Recorded data
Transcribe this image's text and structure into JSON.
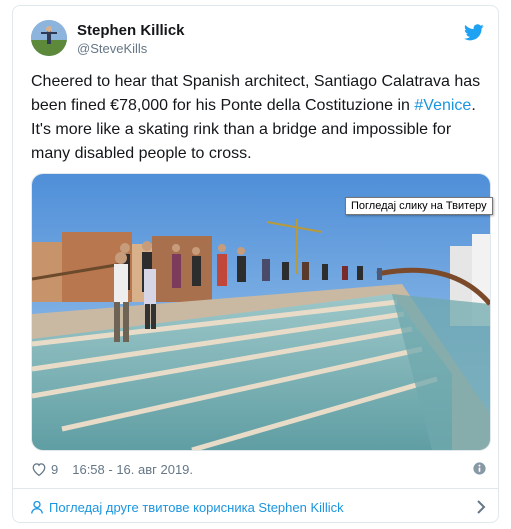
{
  "author": {
    "display_name": "Stephen Killick",
    "handle": "@SteveKills"
  },
  "tweet": {
    "text_part1": "Cheered to hear that Spanish architect, Santiago Calatrava has been fined €78,000 for his Ponte della Costituzione in ",
    "hashtag": "#Venice",
    "text_part2": ". It's more like a skating rink than a bridge and impossible for many disabled people to cross."
  },
  "media": {
    "tooltip": "Погледај слику на Твитеру"
  },
  "meta": {
    "likes": "9",
    "timestamp": "16:58 - 16. авг 2019."
  },
  "footer": {
    "link_text": "Погледај друге твитове корисника Stephen Killick"
  },
  "colors": {
    "link": "#1b95e0",
    "text": "#14171a",
    "muted": "#657786",
    "border": "#e1e8ed"
  },
  "icons": [
    "twitter-bird-icon",
    "heart-icon",
    "info-icon",
    "person-icon",
    "chevron-right-icon"
  ]
}
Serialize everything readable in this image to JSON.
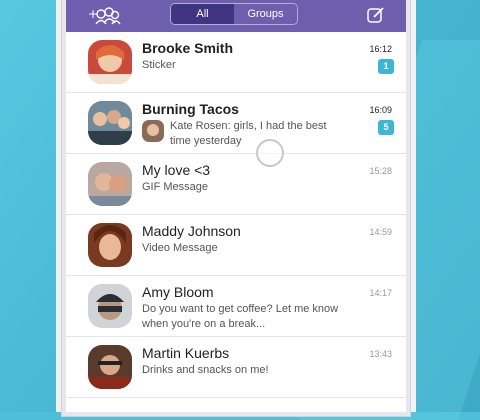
{
  "header": {
    "tabs": [
      {
        "label": "All",
        "active": true
      },
      {
        "label": "Groups",
        "active": false
      }
    ],
    "add_group_icon": "add-group-icon",
    "compose_icon": "compose-icon",
    "accent": "#6e5fae"
  },
  "chats": [
    {
      "name": "Brooke Smith",
      "preview": "Sticker",
      "time": "16:12",
      "unread": "1",
      "bold": true
    },
    {
      "name": "Burning Tacos",
      "sender": "Kate Rosen:",
      "preview": "girls, I had the best time yesterday",
      "time": "16:09",
      "unread": "5",
      "bold": true
    },
    {
      "name": "My love <3",
      "preview": "GIF Message",
      "time": "15:28",
      "bold": false
    },
    {
      "name": "Maddy Johnson",
      "preview": "Video Message",
      "time": "14:59",
      "bold": false
    },
    {
      "name": "Amy Bloom",
      "preview": "Do you want to get coffee? Let me know when you're on a break...",
      "time": "14:17",
      "bold": false
    },
    {
      "name": "Martin Kuerbs",
      "preview": "Drinks and snacks on me!",
      "time": "13:43",
      "bold": false
    }
  ],
  "badge_color": "#3db6d2"
}
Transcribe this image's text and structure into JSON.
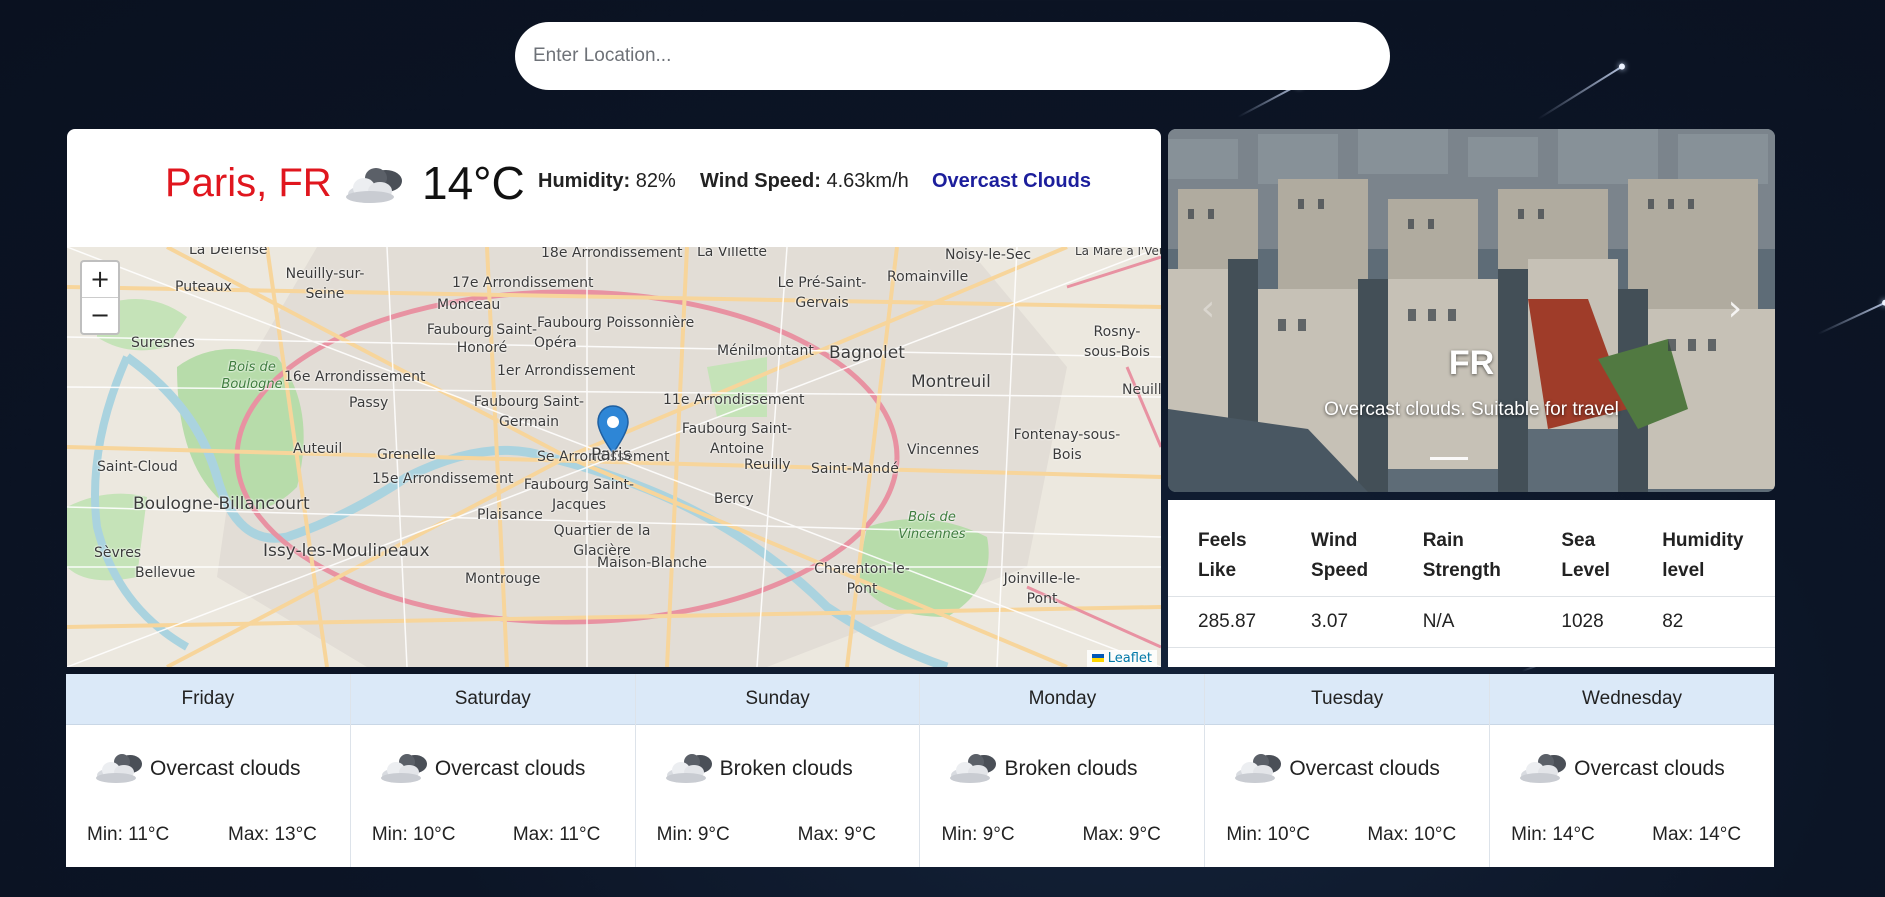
{
  "search": {
    "placeholder": "Enter Location..."
  },
  "current": {
    "city": "Paris, FR",
    "temperature": "14°C",
    "humidity_label": "Humidity:",
    "humidity_value": "82%",
    "wind_label": "Wind Speed:",
    "wind_value": "4.63km/h",
    "description": "Overcast Clouds",
    "icon": "overcast-clouds-icon"
  },
  "map": {
    "zoom_in": "+",
    "zoom_out": "−",
    "attribution": "Leaflet",
    "marker_label": "Paris",
    "labels": [
      "La Défense",
      "18e Arrondissement",
      "La Villette",
      "Noisy-le-Sec",
      "La Mare à l'Veuve",
      "Puteaux",
      "Neuilly-sur-Seine",
      "17e Arrondissement",
      "Le Pré-Saint-Gervais",
      "Romainville",
      "Monceau",
      "Faubourg Poissonnière",
      "Suresnes",
      "Faubourg Saint-Honoré",
      "Opéra",
      "Bagnolet",
      "Rosny-sous-Bois",
      "Ménilmontant",
      "Bois de Boulogne",
      "16e Arrondissement",
      "1er Arrondissement",
      "Montreuil",
      "Passy",
      "Faubourg Saint-Germain",
      "11e Arrondissement",
      "Neuilly",
      "Faubourg Saint-Antoine",
      "Fontenay-sous-Bois",
      "Auteuil",
      "Grenelle",
      "Se Arrondissement",
      "Reuilly",
      "Vincennes",
      "Saint-Cloud",
      "15e Arrondissement",
      "Saint-Mandé",
      "Faubourg Saint-Jacques",
      "Bercy",
      "Boulogne-Billancourt",
      "Plaisance",
      "Bois de Vincennes",
      "Quartier de la Glacière",
      "Sèvres",
      "Issy-les-Moulineaux",
      "Maison-Blanche",
      "Charenton-le-Pont",
      "Joinville-le-Pont",
      "Bellevue",
      "Montrouge"
    ]
  },
  "carousel": {
    "title": "FR",
    "subtitle": "Overcast clouds. Suitable for travel",
    "prev": "‹",
    "next": "›"
  },
  "details": {
    "headers": [
      [
        "Feels",
        "Like"
      ],
      [
        "Wind",
        "Speed"
      ],
      [
        "Rain",
        "Strength"
      ],
      [
        "Sea",
        "Level"
      ],
      [
        "Humidity",
        "level"
      ]
    ],
    "values": [
      "285.87",
      "3.07",
      "N/A",
      "1028",
      "82"
    ]
  },
  "forecast": [
    {
      "day": "Friday",
      "condition": "Overcast clouds",
      "min": "Min: 11°C",
      "max": "Max: 13°C"
    },
    {
      "day": "Saturday",
      "condition": "Overcast clouds",
      "min": "Min: 10°C",
      "max": "Max: 11°C"
    },
    {
      "day": "Sunday",
      "condition": "Broken clouds",
      "min": "Min: 9°C",
      "max": "Max: 9°C"
    },
    {
      "day": "Monday",
      "condition": "Broken clouds",
      "min": "Min: 9°C",
      "max": "Max: 9°C"
    },
    {
      "day": "Tuesday",
      "condition": "Overcast clouds",
      "min": "Min: 10°C",
      "max": "Max: 10°C"
    },
    {
      "day": "Wednesday",
      "condition": "Overcast clouds",
      "min": "Min: 14°C",
      "max": "Max: 14°C"
    }
  ]
}
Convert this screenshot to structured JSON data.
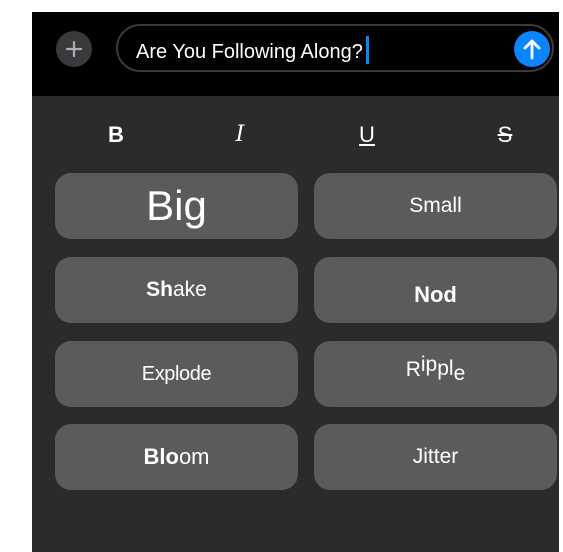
{
  "input_bar": {
    "plus_icon": "plus-icon",
    "message_value": "Are You Following Along?",
    "send_icon": "arrow-up-icon",
    "send_color": "#0a84ff"
  },
  "formatting": {
    "bold": "B",
    "italic": "I",
    "underline": "U",
    "strikethrough": "S"
  },
  "effects": {
    "big": "Big",
    "small": "Small",
    "shake": {
      "strong": "Sh",
      "rest": "ake"
    },
    "nod": "Nod",
    "explode": "Explode",
    "ripple": {
      "p1": "R",
      "p2": "i",
      "p3": "p",
      "p4": "p",
      "p5": "l",
      "p6": "e"
    },
    "bloom": {
      "strong": "Blo",
      "rest": "om"
    },
    "jitter": "Jitter"
  },
  "colors": {
    "panel_background": "#2b2b2d",
    "effect_button": "#5b5b5e",
    "input_background": "#000000",
    "accent": "#0a84ff"
  }
}
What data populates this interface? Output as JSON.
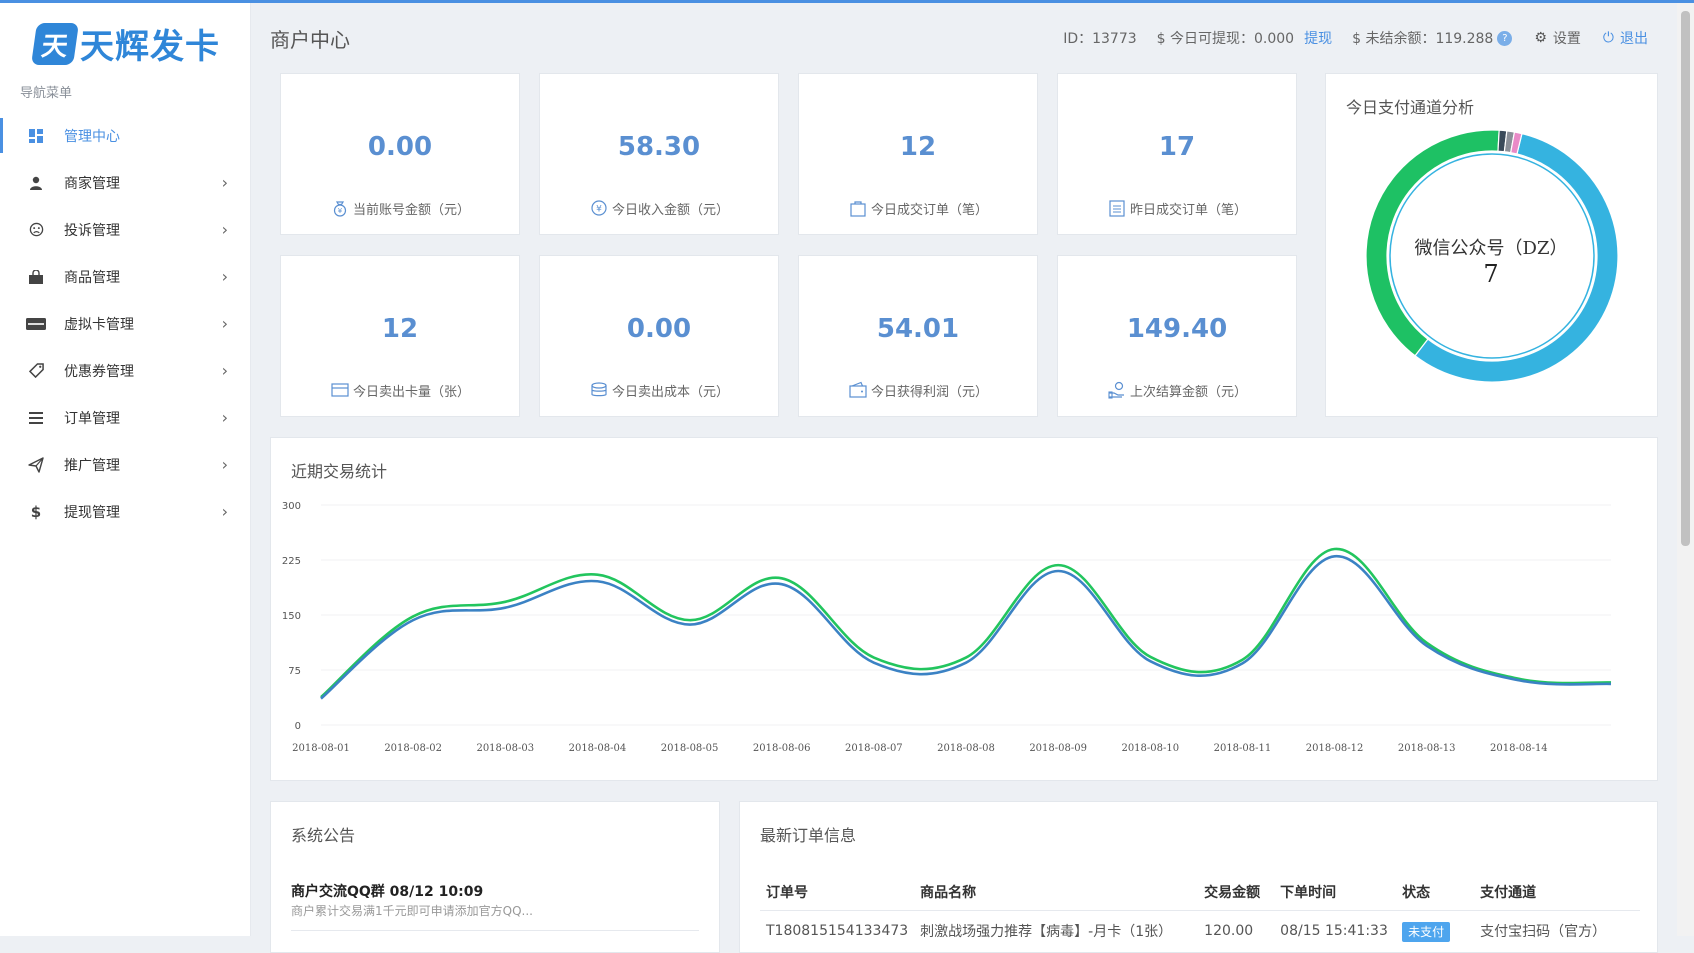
{
  "app": {
    "logo_glyph": "天",
    "logo_text": "天辉发卡",
    "nav_title": "导航菜单",
    "accent_color": "#4a90e2"
  },
  "sidebar": {
    "items": [
      {
        "label": "管理中心",
        "icon": "dashboard-icon",
        "active": true
      },
      {
        "label": "商家管理",
        "icon": "user-icon"
      },
      {
        "label": "投诉管理",
        "icon": "frown-icon"
      },
      {
        "label": "商品管理",
        "icon": "shopping-bag-icon"
      },
      {
        "label": "虚拟卡管理",
        "icon": "card-icon"
      },
      {
        "label": "优惠券管理",
        "icon": "tag-icon"
      },
      {
        "label": "订单管理",
        "icon": "list-icon"
      },
      {
        "label": "推广管理",
        "icon": "paper-plane-icon"
      },
      {
        "label": "提现管理",
        "icon": "dollar-icon"
      }
    ]
  },
  "header": {
    "title": "商户中心",
    "id_text": "ID：13773",
    "withdrawable": "$ 今日可提现：0.000",
    "withdraw_link": "提现",
    "unsettled": "$ 未结余额：119.288",
    "help": "?",
    "settings": "设置",
    "logout": "退出"
  },
  "stats": [
    {
      "value": "0.00",
      "label": "当前账号金额（元）",
      "icon": "money-bag-icon"
    },
    {
      "value": "58.30",
      "label": "今日收入金额（元）",
      "icon": "yuan-coin-icon"
    },
    {
      "value": "12",
      "label": "今日成交订单（笔）",
      "icon": "shopping-bag-icon"
    },
    {
      "value": "17",
      "label": "昨日成交订单（笔）",
      "icon": "list-doc-icon"
    },
    {
      "value": "12",
      "label": "今日卖出卡量（张）",
      "icon": "card-icon"
    },
    {
      "value": "0.00",
      "label": "今日卖出成本（元）",
      "icon": "coins-stack-icon"
    },
    {
      "value": "54.01",
      "label": "今日获得利润（元）",
      "icon": "wallet-icon"
    },
    {
      "value": "149.40",
      "label": "上次结算金额（元）",
      "icon": "hand-money-icon"
    }
  ],
  "donut": {
    "title": "今日支付通道分析",
    "center_label": "微信公众号（DZ）",
    "center_value": "7"
  },
  "trend": {
    "title": "近期交易统计"
  },
  "chart_data": {
    "type": "line",
    "x": [
      "2018-08-01",
      "2018-08-02",
      "2018-08-03",
      "2018-08-04",
      "2018-08-05",
      "2018-08-06",
      "2018-08-07",
      "2018-08-08",
      "2018-08-09",
      "2018-08-10",
      "2018-08-11",
      "2018-08-12",
      "2018-08-13",
      "2018-08-14",
      "2018-08-15"
    ],
    "x_tick_labels": [
      "2018-08-01",
      "2018-08-02",
      "2018-08-03",
      "2018-08-04",
      "2018-08-05",
      "2018-08-06",
      "2018-08-07",
      "2018-08-08",
      "2018-08-09",
      "2018-08-10",
      "2018-08-11",
      "2018-08-12",
      "2018-08-13",
      "2018-08-14"
    ],
    "yticks": [
      "0",
      "75",
      "150",
      "225",
      "300"
    ],
    "ylim": [
      0,
      300
    ],
    "series": [
      {
        "color": "#22c55e",
        "values": [
          38,
          148,
          168,
          205,
          143,
          200,
          92,
          92,
          218,
          93,
          89,
          240,
          112,
          63,
          58
        ]
      },
      {
        "color": "#3b82c4",
        "values": [
          36,
          143,
          160,
          196,
          137,
          192,
          85,
          85,
          210,
          87,
          84,
          230,
          108,
          61,
          56
        ]
      }
    ],
    "donut_segments": [
      {
        "value": 7,
        "color": "#35b3e0"
      },
      {
        "value": 5,
        "color": "#1ec164"
      },
      {
        "value": 0.12,
        "color": "#3a4a5a"
      },
      {
        "value": 0.12,
        "color": "#8a8f98"
      },
      {
        "value": 0.12,
        "color": "#e98ac7"
      }
    ]
  },
  "notice": {
    "title": "系统公告",
    "item_title": "商户交流QQ群 08/12 10:09",
    "item_desc": "商户累计交易满1千元即可申请添加官方QQ..."
  },
  "orders": {
    "title": "最新订单信息",
    "columns": [
      "订单号",
      "商品名称",
      "交易金额",
      "下单时间",
      "状态",
      "支付通道"
    ],
    "rows": [
      [
        "T180815154133473",
        "刺激战场强力推荐【病毒】-月卡（1张）",
        "120.00",
        "08/15 15:41:33",
        "未支付",
        "支付宝扫码（官方）"
      ]
    ]
  }
}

Set problem
Of the lines above, how many include the word "Stephen"? Reply with the number alone.

Task solution
2